Would you set down every entry shown below, precisely as written?
━━ Data rows
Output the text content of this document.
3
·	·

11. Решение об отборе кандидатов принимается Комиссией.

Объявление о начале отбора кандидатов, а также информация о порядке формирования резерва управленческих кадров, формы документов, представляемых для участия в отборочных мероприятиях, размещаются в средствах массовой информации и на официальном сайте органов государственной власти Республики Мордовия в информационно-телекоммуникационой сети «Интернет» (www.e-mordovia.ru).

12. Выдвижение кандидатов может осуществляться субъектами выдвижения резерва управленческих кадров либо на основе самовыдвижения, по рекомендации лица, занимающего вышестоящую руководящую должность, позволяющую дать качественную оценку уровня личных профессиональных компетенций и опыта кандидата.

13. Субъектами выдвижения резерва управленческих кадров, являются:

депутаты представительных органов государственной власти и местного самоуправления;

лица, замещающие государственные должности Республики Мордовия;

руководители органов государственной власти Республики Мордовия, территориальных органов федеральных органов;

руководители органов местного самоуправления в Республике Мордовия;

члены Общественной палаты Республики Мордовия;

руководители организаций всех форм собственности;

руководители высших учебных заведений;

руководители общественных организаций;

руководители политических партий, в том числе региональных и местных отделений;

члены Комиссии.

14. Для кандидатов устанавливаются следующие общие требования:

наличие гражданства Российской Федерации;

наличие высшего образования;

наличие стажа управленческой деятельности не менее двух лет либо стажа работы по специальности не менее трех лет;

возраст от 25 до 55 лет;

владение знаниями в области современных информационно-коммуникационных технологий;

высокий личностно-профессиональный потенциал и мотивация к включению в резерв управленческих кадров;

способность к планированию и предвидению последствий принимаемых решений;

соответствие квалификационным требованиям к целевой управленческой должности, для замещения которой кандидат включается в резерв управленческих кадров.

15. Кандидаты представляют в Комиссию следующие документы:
━━━━
Task solution ▸
Output the text content of this document.
3
·	·

11. Решение об отборе кандидатов принимается Комиссией.

Объявление о начале отбора кандидатов, а также информация о порядке формирования резерва управленческих кадров, формы документов, представляемых для участия в отборочных мероприятиях, размещаются в средствах массовой информации и на официальном сайте органов государственной власти Республики Мордовия в информационно-телекоммуникационой сети «Интернет» (www.e-mordovia.ru).

12. Выдвижение кандидатов может осуществляться субъектами выдвижения резерва управленческих кадров либо на основе самовыдвижения, по рекомендации лица, занимающего вышестоящую руководящую должность, позволяющую дать качественную оценку уровня личных профессиональных компетенций и опыта кандидата.

13. Субъектами выдвижения резерва управленческих кадров, являются:

депутаты представительных органов государственной власти и местного самоуправления;

лица, замещающие государственные должности Республики Мордовия;

руководители органов государственной власти Республики Мордовия, территориальных органов федеральных органов;

руководители органов местного самоуправления в Республике Мордовия;

члены Общественной палаты Республики Мордовия;

руководители организаций всех форм собственности;

руководители высших учебных заведений;

руководители общественных организаций;

руководители политических партий, в том числе региональных и местных отделений;

члены Комиссии.

14. Для кандидатов устанавливаются следующие общие требования:

наличие гражданства Российской Федерации;

наличие высшего образования;

наличие стажа управленческой деятельности не менее двух лет либо стажа работы по специальности не менее трех лет;

возраст от 25 до 55 лет;

владение знаниями в области современных информационно-коммуникационных технологий;

высокий личностно-профессиональный потенциал и мотивация к включению в резерв управленческих кадров;

способность к планированию и предвидению последствий принимаемых решений;

соответствие квалификационным требованиям к целевой управленческой должности, для замещения которой кандидат включается в резерв управленческих кадров.

15. Кандидаты представляют в Комиссию следующие документы:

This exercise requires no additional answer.